Print every line of the listing exactly, please.
* BEGIN *
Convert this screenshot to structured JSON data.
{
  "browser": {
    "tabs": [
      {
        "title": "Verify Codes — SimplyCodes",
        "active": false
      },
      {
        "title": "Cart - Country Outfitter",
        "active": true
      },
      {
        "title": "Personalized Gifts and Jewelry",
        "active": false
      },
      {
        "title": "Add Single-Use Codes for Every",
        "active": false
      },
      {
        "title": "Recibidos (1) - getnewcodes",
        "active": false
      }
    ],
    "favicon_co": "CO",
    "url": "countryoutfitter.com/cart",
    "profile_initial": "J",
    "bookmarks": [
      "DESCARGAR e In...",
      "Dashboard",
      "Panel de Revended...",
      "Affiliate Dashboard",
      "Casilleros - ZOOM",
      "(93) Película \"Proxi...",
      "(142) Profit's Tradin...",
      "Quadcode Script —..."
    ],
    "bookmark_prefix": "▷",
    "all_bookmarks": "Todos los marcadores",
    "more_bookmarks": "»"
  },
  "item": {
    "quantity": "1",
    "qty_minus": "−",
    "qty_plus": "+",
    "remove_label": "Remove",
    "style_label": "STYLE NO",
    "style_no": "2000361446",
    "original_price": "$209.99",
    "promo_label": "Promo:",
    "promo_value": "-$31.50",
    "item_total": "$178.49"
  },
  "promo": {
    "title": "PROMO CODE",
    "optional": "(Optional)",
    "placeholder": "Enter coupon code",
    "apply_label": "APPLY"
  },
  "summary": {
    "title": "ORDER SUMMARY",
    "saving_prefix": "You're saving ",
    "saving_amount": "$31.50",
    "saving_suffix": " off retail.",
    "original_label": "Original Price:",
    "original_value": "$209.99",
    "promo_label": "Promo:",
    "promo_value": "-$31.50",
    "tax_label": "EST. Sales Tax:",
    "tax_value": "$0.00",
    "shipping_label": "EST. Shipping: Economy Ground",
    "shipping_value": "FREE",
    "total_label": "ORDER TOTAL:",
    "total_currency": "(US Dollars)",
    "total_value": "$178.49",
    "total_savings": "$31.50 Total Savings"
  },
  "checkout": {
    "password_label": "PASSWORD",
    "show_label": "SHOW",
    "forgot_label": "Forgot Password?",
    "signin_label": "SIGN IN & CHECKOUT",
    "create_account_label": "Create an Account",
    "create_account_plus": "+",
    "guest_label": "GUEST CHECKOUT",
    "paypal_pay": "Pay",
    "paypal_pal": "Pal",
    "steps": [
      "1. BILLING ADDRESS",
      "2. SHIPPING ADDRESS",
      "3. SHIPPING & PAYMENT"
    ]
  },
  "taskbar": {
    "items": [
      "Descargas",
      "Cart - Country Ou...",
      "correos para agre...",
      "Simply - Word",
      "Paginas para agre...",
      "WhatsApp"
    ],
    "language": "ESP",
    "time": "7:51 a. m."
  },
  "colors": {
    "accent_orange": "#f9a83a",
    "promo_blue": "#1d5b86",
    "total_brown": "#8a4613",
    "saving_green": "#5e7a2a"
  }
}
* END *
### Exercise solution
Convert this screenshot to structured JSON data.
{
  "browser": {
    "tabs": [
      {
        "title": "Verify Codes — SimplyCodes",
        "active": false
      },
      {
        "title": "Cart - Country Outfitter",
        "active": true
      },
      {
        "title": "Personalized Gifts and Jewelry",
        "active": false
      },
      {
        "title": "Add Single-Use Codes for Every",
        "active": false
      },
      {
        "title": "Recibidos (1) - getnewcodes",
        "active": false
      }
    ],
    "favicon_co": "CO",
    "url": "countryoutfitter.com/cart",
    "profile_initial": "J",
    "bookmarks": [
      "DESCARGAR e In...",
      "Dashboard",
      "Panel de Revended...",
      "Affiliate Dashboard",
      "Casilleros - ZOOM",
      "(93) Película \"Proxi...",
      "(142) Profit's Tradin...",
      "Quadcode Script —..."
    ],
    "bookmark_prefix": "▷",
    "all_bookmarks": "Todos los marcadores",
    "more_bookmarks": "»"
  },
  "item": {
    "quantity": "1",
    "qty_minus": "−",
    "qty_plus": "+",
    "remove_label": "Remove",
    "style_label": "STYLE NO",
    "style_no": "2000361446",
    "original_price": "$209.99",
    "promo_label": "Promo:",
    "promo_value": "-$31.50",
    "item_total": "$178.49"
  },
  "promo": {
    "title": "PROMO CODE",
    "optional": "(Optional)",
    "placeholder": "Enter coupon code",
    "apply_label": "APPLY"
  },
  "summary": {
    "title": "ORDER SUMMARY",
    "saving_prefix": "You're saving ",
    "saving_amount": "$31.50",
    "saving_suffix": " off retail.",
    "original_label": "Original Price:",
    "original_value": "$209.99",
    "promo_label": "Promo:",
    "promo_value": "-$31.50",
    "tax_label": "EST. Sales Tax:",
    "tax_value": "$0.00",
    "shipping_label": "EST. Shipping: Economy Ground",
    "shipping_value": "FREE",
    "total_label": "ORDER TOTAL:",
    "total_currency": "(US Dollars)",
    "total_value": "$178.49",
    "total_savings": "$31.50 Total Savings"
  },
  "checkout": {
    "password_label": "PASSWORD",
    "show_label": "SHOW",
    "forgot_label": "Forgot Password?",
    "signin_label": "SIGN IN & CHECKOUT",
    "create_account_label": "Create an Account",
    "create_account_plus": "+",
    "guest_label": "GUEST CHECKOUT",
    "paypal_pay": "Pay",
    "paypal_pal": "Pal",
    "steps": [
      "1. BILLING ADDRESS",
      "2. SHIPPING ADDRESS",
      "3. SHIPPING & PAYMENT"
    ]
  },
  "taskbar": {
    "items": [
      "Descargas",
      "Cart - Country Ou...",
      "correos para agre...",
      "Simply - Word",
      "Paginas para agre...",
      "WhatsApp"
    ],
    "language": "ESP",
    "time": "7:51 a. m."
  },
  "colors": {
    "accent_orange": "#f9a83a",
    "promo_blue": "#1d5b86",
    "total_brown": "#8a4613",
    "saving_green": "#5e7a2a"
  }
}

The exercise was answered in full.